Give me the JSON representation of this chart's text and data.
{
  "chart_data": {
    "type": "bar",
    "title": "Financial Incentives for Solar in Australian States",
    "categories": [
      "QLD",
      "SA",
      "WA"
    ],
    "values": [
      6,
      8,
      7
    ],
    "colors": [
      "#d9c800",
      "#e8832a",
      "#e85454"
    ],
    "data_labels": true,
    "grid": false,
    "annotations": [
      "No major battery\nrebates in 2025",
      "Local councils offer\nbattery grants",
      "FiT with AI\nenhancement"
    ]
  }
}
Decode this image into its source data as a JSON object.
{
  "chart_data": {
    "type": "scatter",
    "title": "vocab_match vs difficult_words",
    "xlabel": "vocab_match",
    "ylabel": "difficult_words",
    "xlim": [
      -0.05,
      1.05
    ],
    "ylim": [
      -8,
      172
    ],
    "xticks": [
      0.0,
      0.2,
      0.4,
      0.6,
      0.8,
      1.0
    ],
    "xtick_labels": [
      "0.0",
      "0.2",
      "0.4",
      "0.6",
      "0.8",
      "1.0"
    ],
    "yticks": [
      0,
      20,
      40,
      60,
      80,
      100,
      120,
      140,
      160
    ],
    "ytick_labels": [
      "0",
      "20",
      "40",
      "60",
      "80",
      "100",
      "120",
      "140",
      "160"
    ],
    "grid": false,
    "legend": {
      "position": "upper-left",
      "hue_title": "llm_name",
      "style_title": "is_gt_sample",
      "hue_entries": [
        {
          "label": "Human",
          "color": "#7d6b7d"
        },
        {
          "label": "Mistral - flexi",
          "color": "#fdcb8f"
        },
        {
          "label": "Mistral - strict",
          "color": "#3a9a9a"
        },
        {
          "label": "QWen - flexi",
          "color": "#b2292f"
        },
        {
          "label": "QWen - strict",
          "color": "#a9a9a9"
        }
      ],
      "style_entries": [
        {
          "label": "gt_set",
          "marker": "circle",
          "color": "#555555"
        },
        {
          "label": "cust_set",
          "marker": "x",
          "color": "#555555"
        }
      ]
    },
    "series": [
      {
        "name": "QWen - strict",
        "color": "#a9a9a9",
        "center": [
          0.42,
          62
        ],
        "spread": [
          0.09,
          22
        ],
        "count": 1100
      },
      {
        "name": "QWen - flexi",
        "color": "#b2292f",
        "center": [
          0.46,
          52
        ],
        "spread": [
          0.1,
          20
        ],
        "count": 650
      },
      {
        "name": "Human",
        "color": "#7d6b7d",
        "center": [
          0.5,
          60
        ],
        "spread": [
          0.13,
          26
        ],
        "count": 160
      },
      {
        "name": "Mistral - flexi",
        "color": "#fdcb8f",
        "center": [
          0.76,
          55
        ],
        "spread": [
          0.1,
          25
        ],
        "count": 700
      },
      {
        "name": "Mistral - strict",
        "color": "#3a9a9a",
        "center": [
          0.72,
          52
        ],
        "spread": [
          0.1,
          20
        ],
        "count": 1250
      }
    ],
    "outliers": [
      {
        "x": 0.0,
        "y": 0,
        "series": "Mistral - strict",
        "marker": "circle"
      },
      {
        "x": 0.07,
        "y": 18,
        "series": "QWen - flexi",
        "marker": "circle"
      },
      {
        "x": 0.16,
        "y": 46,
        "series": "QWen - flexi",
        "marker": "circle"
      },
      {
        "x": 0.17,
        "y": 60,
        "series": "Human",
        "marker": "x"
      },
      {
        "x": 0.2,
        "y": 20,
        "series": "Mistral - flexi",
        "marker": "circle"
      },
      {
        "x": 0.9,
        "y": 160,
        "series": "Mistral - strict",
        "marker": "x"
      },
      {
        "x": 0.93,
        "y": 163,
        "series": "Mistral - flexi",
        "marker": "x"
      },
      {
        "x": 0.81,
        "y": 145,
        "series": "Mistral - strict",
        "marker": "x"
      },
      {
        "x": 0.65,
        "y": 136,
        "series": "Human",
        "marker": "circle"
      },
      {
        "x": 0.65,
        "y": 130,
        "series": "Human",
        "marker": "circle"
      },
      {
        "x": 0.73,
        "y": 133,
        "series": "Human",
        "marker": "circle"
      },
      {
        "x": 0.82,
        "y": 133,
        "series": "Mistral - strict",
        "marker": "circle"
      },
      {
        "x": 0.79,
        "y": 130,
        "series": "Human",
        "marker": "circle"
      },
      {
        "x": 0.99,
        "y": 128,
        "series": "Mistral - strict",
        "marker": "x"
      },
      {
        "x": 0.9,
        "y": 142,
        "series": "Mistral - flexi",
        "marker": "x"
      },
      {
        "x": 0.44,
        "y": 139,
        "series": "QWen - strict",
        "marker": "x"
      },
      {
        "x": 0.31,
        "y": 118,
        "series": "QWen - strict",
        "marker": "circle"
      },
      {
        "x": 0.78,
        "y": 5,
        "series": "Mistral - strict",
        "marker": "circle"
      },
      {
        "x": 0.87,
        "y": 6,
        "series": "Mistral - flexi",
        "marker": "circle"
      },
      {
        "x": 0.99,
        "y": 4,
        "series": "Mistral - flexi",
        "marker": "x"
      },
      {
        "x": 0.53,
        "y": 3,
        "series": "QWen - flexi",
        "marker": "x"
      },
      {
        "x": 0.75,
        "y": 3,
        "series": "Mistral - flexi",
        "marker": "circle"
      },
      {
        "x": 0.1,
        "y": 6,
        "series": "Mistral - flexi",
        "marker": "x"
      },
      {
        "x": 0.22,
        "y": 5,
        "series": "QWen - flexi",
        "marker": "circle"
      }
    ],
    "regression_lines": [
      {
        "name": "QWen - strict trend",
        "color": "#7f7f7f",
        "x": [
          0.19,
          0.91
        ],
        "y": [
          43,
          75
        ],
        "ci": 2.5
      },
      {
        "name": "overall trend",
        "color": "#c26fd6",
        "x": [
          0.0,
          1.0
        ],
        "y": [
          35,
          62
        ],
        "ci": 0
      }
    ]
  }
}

* [Given problem]:
Return every line exactly.

* [Full answer]:
Give me the JSON representation of this chart's text and data.
{
  "chart_data": {
    "type": "bar",
    "title": "Financial Incentives for Solar in Australian States",
    "categories": [
      "QLD",
      "SA",
      "WA"
    ],
    "values": [
      6,
      8,
      7
    ],
    "colors": [
      "#d9c800",
      "#e8832a",
      "#e85454"
    ],
    "data_labels": true,
    "grid": false,
    "annotations": [
      "No major battery\nrebates in 2025",
      "Local councils offer\nbattery grants",
      "FiT with AI\nenhancement"
    ]
  }
}
Decode this image into its source data as a JSON object.
{
  "chart_data": {
    "type": "scatter",
    "title": "vocab_match vs difficult_words",
    "xlabel": "vocab_match",
    "ylabel": "difficult_words",
    "xlim": [
      -0.05,
      1.05
    ],
    "ylim": [
      -8,
      172
    ],
    "xticks": [
      0.0,
      0.2,
      0.4,
      0.6,
      0.8,
      1.0
    ],
    "xtick_labels": [
      "0.0",
      "0.2",
      "0.4",
      "0.6",
      "0.8",
      "1.0"
    ],
    "yticks": [
      0,
      20,
      40,
      60,
      80,
      100,
      120,
      140,
      160
    ],
    "ytick_labels": [
      "0",
      "20",
      "40",
      "60",
      "80",
      "100",
      "120",
      "140",
      "160"
    ],
    "grid": false,
    "legend": {
      "position": "upper-left",
      "hue_title": "llm_name",
      "style_title": "is_gt_sample",
      "hue_entries": [
        {
          "label": "Human",
          "color": "#7d6b7d"
        },
        {
          "label": "Mistral - flexi",
          "color": "#fdcb8f"
        },
        {
          "label": "Mistral - strict",
          "color": "#3a9a9a"
        },
        {
          "label": "QWen - flexi",
          "color": "#b2292f"
        },
        {
          "label": "QWen - strict",
          "color": "#a9a9a9"
        }
      ],
      "style_entries": [
        {
          "label": "gt_set",
          "marker": "circle",
          "color": "#555555"
        },
        {
          "label": "cust_set",
          "marker": "x",
          "color": "#555555"
        }
      ]
    },
    "series": [
      {
        "name": "QWen - strict",
        "color": "#a9a9a9",
        "center": [
          0.42,
          62
        ],
        "spread": [
          0.09,
          22
        ],
        "count": 1100
      },
      {
        "name": "QWen - flexi",
        "color": "#b2292f",
        "center": [
          0.46,
          52
        ],
        "spread": [
          0.1,
          20
        ],
        "count": 650
      },
      {
        "name": "Human",
        "color": "#7d6b7d",
        "center": [
          0.5,
          60
        ],
        "spread": [
          0.13,
          26
        ],
        "count": 160
      },
      {
        "name": "Mistral - flexi",
        "color": "#fdcb8f",
        "center": [
          0.76,
          55
        ],
        "spread": [
          0.1,
          25
        ],
        "count": 700
      },
      {
        "name": "Mistral - strict",
        "color": "#3a9a9a",
        "center": [
          0.72,
          52
        ],
        "spread": [
          0.1,
          20
        ],
        "count": 1250
      }
    ],
    "outliers": [
      {
        "x": 0.0,
        "y": 0,
        "series": "Mistral - strict",
        "marker": "circle"
      },
      {
        "x": 0.07,
        "y": 18,
        "series": "QWen - flexi",
        "marker": "circle"
      },
      {
        "x": 0.16,
        "y": 46,
        "series": "QWen - flexi",
        "marker": "circle"
      },
      {
        "x": 0.17,
        "y": 60,
        "series": "Human",
        "marker": "x"
      },
      {
        "x": 0.2,
        "y": 20,
        "series": "Mistral - flexi",
        "marker": "circle"
      },
      {
        "x": 0.9,
        "y": 160,
        "series": "Mistral - strict",
        "marker": "x"
      },
      {
        "x": 0.93,
        "y": 163,
        "series": "Mistral - flexi",
        "marker": "x"
      },
      {
        "x": 0.81,
        "y": 145,
        "series": "Mistral - strict",
        "marker": "x"
      },
      {
        "x": 0.65,
        "y": 136,
        "series": "Human",
        "marker": "circle"
      },
      {
        "x": 0.65,
        "y": 130,
        "series": "Human",
        "marker": "circle"
      },
      {
        "x": 0.73,
        "y": 133,
        "series": "Human",
        "marker": "circle"
      },
      {
        "x": 0.82,
        "y": 133,
        "series": "Mistral - strict",
        "marker": "circle"
      },
      {
        "x": 0.79,
        "y": 130,
        "series": "Human",
        "marker": "circle"
      },
      {
        "x": 0.99,
        "y": 128,
        "series": "Mistral - strict",
        "marker": "x"
      },
      {
        "x": 0.9,
        "y": 142,
        "series": "Mistral - flexi",
        "marker": "x"
      },
      {
        "x": 0.44,
        "y": 139,
        "series": "QWen - strict",
        "marker": "x"
      },
      {
        "x": 0.31,
        "y": 118,
        "series": "QWen - strict",
        "marker": "circle"
      },
      {
        "x": 0.78,
        "y": 5,
        "series": "Mistral - strict",
        "marker": "circle"
      },
      {
        "x": 0.87,
        "y": 6,
        "series": "Mistral - flexi",
        "marker": "circle"
      },
      {
        "x": 0.99,
        "y": 4,
        "series": "Mistral - flexi",
        "marker": "x"
      },
      {
        "x": 0.53,
        "y": 3,
        "series": "QWen - flexi",
        "marker": "x"
      },
      {
        "x": 0.75,
        "y": 3,
        "series": "Mistral - flexi",
        "marker": "circle"
      },
      {
        "x": 0.1,
        "y": 6,
        "series": "Mistral - flexi",
        "marker": "x"
      },
      {
        "x": 0.22,
        "y": 5,
        "series": "QWen - flexi",
        "marker": "circle"
      }
    ],
    "regression_lines": [
      {
        "name": "QWen - strict trend",
        "color": "#7f7f7f",
        "x": [
          0.19,
          0.91
        ],
        "y": [
          43,
          75
        ],
        "ci": 2.5
      },
      {
        "name": "overall trend",
        "color": "#c26fd6",
        "x": [
          0.0,
          1.0
        ],
        "y": [
          35,
          62
        ],
        "ci": 0
      }
    ]
  }
}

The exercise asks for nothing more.